◆ **EXERCISE DIRECTIONS**
Answer with a single number, the count of lines in the material below that contain the word "chart".

◆ **LISTED RECORDS**
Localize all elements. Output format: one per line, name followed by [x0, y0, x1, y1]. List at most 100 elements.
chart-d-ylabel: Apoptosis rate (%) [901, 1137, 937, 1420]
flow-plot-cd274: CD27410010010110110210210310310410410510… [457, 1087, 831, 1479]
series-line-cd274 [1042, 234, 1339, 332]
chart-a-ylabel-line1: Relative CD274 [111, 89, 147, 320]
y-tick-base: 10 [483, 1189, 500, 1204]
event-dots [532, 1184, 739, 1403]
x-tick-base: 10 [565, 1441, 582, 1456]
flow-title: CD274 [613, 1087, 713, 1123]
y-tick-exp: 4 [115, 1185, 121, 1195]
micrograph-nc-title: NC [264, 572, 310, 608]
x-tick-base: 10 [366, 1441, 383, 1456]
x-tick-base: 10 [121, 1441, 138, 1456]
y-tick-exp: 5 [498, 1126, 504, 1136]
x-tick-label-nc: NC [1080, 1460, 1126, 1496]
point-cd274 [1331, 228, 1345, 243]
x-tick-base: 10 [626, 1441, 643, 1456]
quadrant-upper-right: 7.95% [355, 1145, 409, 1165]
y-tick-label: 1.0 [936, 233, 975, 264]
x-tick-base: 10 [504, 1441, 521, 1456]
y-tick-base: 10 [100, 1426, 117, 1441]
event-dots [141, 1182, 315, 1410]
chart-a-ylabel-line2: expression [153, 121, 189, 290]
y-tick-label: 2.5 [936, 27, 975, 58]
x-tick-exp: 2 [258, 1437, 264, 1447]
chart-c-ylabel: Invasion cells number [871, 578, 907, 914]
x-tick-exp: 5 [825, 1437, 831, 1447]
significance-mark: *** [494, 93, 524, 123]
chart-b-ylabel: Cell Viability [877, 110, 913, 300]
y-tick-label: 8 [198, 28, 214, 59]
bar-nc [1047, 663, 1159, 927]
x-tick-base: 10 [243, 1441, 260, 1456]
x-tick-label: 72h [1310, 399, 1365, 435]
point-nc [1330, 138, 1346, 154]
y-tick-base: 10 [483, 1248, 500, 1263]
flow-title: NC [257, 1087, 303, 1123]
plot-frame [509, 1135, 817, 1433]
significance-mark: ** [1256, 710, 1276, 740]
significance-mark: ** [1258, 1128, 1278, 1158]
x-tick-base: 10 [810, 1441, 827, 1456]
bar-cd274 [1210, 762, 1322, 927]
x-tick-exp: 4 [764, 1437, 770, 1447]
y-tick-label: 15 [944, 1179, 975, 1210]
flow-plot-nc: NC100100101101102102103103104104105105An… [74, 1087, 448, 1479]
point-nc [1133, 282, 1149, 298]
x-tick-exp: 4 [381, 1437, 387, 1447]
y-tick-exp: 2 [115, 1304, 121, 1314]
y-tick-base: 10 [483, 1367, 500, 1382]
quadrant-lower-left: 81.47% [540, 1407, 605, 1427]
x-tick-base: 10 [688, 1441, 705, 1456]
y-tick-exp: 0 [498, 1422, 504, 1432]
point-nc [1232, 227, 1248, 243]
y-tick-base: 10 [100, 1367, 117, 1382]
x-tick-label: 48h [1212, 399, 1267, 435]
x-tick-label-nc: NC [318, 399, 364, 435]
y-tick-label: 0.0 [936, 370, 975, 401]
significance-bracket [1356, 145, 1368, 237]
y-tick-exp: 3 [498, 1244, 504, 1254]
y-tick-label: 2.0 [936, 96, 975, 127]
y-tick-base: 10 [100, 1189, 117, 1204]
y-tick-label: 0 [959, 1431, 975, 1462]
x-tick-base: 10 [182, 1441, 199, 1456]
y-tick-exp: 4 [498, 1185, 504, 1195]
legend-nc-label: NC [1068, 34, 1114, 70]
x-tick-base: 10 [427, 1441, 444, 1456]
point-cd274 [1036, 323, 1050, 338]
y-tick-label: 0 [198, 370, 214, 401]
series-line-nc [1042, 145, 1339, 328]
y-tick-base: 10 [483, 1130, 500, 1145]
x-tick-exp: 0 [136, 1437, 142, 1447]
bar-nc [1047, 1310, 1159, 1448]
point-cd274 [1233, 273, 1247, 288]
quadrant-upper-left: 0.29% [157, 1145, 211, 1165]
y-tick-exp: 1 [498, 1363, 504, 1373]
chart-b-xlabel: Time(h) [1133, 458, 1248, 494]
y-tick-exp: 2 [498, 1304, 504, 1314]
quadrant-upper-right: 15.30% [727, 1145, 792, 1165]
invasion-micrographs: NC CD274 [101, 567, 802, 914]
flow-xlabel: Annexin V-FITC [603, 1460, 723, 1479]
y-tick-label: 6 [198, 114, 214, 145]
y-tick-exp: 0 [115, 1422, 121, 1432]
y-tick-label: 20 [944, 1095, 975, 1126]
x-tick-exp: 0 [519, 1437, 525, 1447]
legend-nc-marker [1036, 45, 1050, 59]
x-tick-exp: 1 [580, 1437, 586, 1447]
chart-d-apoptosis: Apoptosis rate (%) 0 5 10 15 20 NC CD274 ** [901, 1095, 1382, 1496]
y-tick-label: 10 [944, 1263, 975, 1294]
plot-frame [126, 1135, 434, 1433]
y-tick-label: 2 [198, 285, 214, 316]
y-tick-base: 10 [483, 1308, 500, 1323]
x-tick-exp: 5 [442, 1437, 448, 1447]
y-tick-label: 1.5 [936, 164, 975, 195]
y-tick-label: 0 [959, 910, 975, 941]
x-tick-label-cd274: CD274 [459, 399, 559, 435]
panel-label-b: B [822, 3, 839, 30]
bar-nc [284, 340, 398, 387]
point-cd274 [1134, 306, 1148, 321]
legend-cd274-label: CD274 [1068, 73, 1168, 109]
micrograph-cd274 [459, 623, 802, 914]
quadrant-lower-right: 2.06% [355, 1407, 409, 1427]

◆ **EXPECTED ANSWER**
7